-- Written task --
Scan the material that follows. Copy every line containing the word "Global".

[Chart and figure data]
====
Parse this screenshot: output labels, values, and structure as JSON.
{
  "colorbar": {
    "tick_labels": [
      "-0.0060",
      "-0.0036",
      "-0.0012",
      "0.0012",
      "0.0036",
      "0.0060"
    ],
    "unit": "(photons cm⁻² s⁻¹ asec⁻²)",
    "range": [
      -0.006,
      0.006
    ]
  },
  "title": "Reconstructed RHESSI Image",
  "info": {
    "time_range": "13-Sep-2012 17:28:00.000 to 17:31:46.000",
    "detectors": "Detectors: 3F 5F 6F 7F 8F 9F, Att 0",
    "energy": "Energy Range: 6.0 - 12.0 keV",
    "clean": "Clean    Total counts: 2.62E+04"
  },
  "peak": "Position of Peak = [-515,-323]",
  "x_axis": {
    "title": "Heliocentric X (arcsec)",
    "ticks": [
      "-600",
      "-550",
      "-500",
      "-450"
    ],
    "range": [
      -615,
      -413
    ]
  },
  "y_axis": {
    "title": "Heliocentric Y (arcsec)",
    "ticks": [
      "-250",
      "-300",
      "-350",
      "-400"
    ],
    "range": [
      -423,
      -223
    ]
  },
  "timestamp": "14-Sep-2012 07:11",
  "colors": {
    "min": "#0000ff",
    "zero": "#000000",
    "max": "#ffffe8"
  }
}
====
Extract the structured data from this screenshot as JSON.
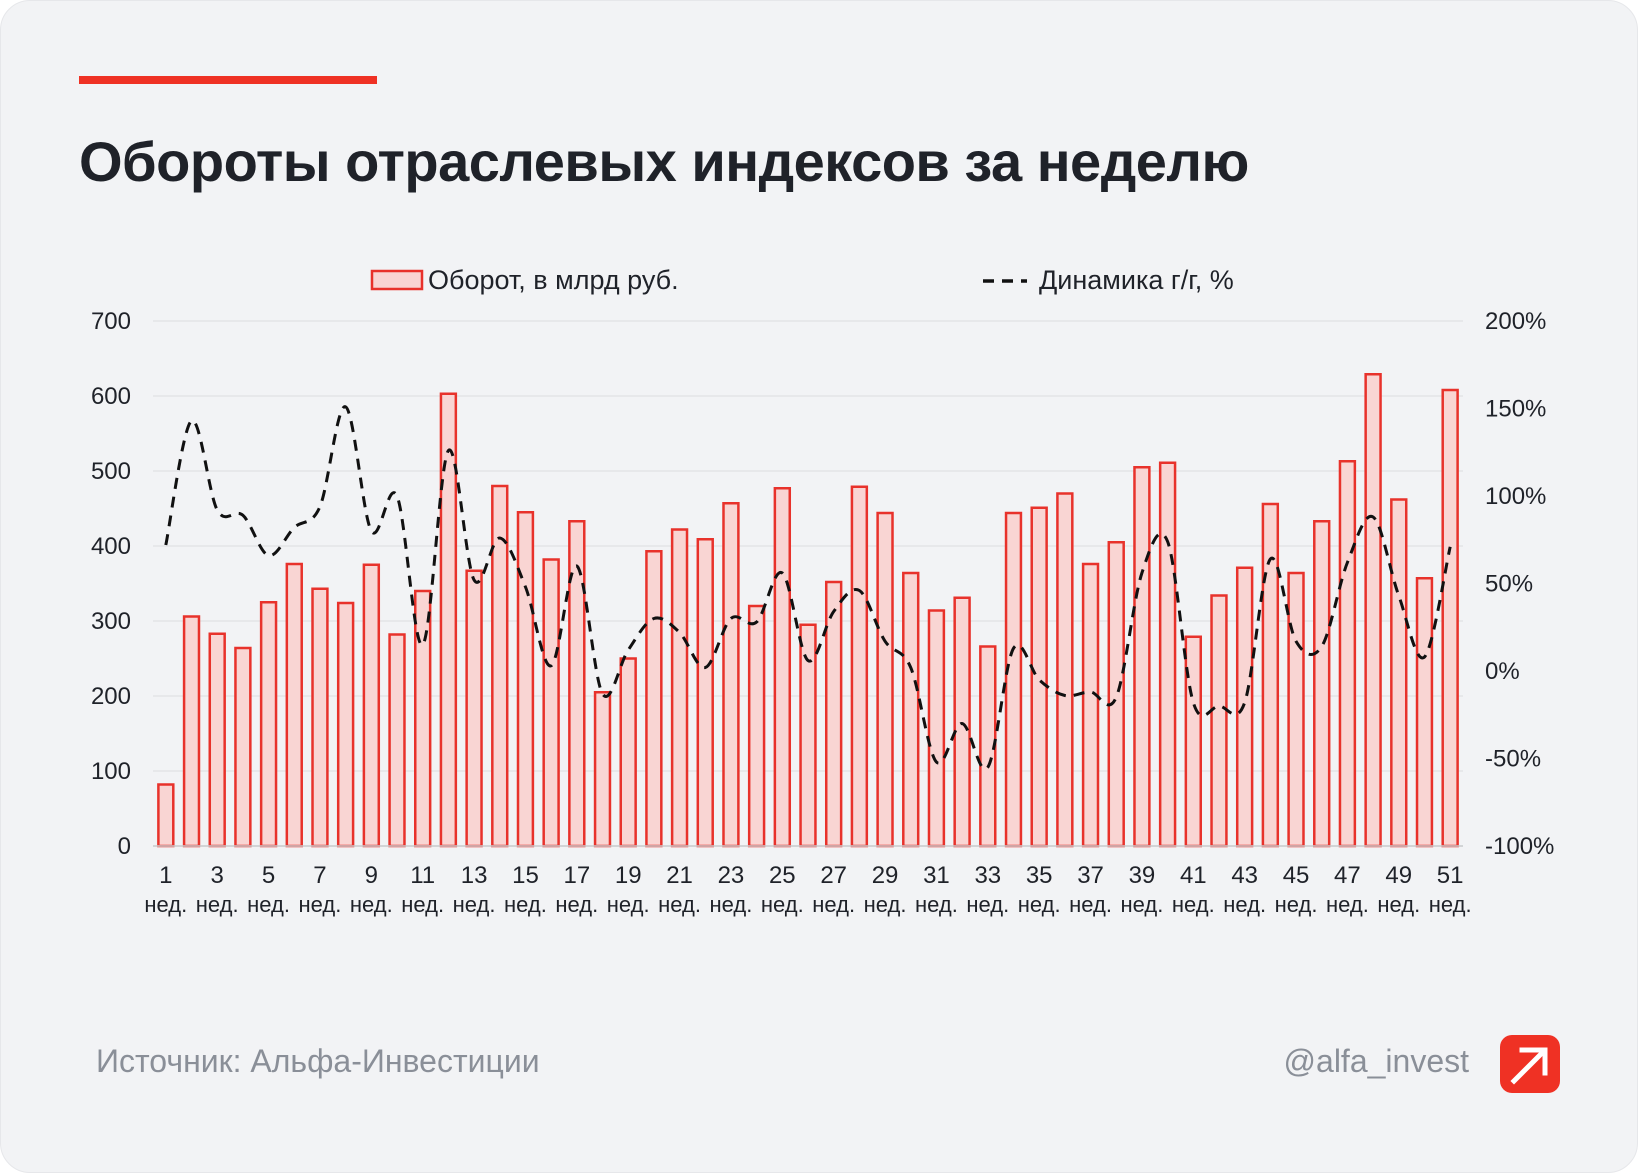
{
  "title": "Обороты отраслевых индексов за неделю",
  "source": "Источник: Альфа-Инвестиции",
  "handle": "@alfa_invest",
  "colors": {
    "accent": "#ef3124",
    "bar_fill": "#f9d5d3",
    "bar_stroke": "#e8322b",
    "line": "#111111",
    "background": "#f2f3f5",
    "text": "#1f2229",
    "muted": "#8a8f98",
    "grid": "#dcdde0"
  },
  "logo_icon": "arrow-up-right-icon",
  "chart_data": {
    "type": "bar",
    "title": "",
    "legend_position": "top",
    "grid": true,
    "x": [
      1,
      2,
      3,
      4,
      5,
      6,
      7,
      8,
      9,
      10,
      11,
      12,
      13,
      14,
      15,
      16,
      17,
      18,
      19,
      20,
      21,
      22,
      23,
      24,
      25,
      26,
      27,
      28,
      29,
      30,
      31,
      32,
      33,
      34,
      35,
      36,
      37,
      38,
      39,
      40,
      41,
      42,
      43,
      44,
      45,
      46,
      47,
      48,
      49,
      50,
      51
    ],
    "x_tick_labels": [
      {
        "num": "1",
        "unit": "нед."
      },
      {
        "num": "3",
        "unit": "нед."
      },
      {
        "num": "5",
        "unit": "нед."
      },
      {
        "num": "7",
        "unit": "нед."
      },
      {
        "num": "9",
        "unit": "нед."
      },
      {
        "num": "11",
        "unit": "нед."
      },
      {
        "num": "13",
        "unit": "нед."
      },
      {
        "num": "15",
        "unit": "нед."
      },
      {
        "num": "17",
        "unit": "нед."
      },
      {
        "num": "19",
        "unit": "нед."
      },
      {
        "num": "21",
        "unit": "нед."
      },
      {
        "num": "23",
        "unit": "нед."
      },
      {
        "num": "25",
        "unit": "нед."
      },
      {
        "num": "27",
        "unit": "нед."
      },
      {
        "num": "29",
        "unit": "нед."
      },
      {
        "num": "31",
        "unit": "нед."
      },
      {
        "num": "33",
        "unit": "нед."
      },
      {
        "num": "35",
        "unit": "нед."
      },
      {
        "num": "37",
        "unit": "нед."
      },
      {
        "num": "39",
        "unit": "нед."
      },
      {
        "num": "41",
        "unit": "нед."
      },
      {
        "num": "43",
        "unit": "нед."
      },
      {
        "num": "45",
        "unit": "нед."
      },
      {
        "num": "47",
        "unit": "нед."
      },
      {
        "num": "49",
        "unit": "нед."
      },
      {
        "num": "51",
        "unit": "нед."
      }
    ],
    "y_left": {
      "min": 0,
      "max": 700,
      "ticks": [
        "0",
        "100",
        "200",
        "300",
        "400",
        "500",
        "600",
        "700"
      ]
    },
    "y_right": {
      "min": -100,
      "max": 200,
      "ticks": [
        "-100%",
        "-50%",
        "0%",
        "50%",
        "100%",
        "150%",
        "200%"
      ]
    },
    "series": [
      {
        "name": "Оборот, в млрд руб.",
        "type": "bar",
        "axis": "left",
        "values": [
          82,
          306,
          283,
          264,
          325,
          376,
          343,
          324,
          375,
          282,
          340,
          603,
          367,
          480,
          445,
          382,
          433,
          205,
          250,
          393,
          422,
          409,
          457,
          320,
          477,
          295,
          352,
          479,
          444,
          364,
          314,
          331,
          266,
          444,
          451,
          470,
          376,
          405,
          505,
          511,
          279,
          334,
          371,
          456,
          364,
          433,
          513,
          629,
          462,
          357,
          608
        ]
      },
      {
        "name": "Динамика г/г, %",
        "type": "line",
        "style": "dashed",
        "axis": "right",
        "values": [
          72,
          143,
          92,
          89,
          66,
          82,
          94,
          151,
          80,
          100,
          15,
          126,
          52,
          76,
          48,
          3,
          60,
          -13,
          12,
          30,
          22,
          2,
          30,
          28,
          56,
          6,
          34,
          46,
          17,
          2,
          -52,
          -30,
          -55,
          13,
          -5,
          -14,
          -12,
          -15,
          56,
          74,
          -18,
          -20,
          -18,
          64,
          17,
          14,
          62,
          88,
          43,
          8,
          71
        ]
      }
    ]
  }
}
====
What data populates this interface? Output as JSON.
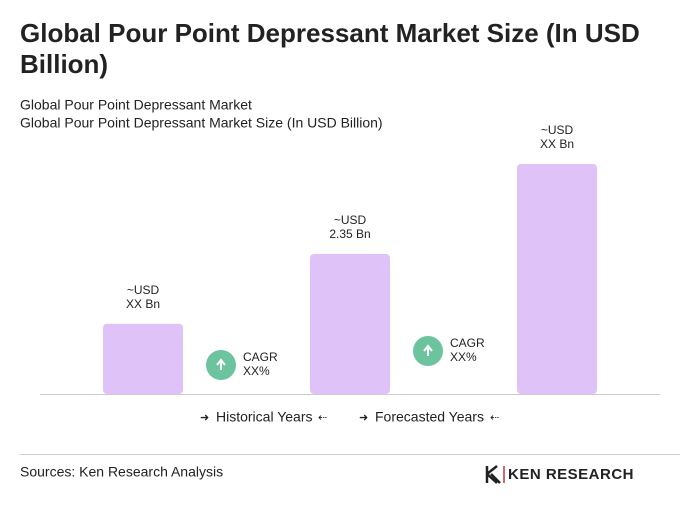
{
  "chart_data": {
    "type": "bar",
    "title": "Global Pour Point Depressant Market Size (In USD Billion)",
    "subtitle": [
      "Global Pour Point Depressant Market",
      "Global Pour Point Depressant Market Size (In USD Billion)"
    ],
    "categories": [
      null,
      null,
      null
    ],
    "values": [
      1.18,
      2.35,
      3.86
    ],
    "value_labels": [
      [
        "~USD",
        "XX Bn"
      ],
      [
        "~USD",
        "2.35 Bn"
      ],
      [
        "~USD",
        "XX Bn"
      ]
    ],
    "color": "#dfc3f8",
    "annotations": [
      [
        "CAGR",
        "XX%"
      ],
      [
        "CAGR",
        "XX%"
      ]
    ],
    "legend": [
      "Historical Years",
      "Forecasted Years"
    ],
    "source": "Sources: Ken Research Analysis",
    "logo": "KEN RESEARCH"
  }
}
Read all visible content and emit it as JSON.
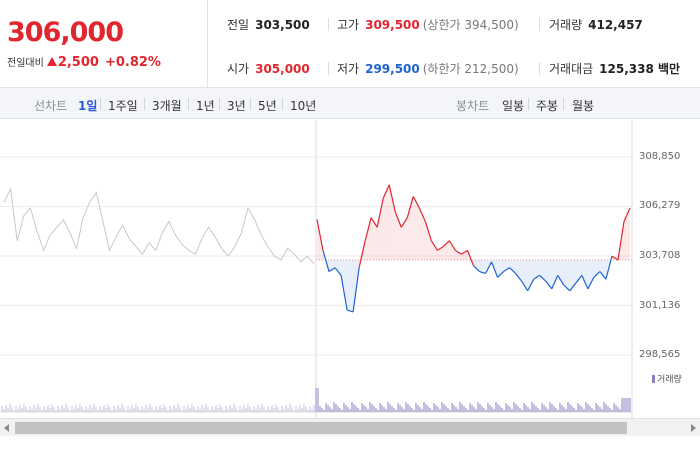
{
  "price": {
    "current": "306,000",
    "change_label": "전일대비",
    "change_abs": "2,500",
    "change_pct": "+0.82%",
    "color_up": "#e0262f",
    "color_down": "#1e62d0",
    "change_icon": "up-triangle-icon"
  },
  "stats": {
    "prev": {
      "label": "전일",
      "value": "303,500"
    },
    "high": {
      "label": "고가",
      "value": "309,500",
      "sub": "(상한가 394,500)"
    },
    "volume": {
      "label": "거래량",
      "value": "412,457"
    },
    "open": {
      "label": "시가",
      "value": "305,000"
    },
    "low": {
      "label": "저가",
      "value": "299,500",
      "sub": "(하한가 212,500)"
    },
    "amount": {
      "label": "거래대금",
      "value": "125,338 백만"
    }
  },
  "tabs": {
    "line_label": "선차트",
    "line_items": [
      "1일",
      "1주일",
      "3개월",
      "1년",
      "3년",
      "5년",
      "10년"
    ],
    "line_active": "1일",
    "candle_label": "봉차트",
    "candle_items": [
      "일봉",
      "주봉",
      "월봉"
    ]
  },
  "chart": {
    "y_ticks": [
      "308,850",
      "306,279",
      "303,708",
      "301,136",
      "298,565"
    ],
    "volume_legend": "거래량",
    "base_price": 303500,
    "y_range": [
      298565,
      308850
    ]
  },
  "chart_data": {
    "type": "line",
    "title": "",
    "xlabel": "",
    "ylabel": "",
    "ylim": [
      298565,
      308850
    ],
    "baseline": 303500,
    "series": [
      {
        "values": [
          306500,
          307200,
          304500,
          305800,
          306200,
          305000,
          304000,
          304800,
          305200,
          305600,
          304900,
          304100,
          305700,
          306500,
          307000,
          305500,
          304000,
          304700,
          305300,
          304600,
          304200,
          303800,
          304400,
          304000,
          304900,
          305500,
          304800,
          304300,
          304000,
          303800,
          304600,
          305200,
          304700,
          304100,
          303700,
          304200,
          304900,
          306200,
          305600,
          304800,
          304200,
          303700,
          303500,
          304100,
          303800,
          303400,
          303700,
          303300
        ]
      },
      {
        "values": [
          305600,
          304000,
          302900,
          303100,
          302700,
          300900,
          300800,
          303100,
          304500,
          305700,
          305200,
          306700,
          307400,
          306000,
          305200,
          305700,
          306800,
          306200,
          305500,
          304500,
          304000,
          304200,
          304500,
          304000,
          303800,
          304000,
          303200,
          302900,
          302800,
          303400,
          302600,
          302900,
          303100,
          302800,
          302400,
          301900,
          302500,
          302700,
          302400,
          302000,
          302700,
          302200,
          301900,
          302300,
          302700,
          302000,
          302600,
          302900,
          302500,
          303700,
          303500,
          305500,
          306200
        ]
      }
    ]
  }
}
====
-- The answer --
    "title": "Global Pour Point Depressant Market Size (In USD Billion)",
      "Global Pour Point Depressant Market",
      "Global Pour Point Depressant Market Size (In USD Billion)"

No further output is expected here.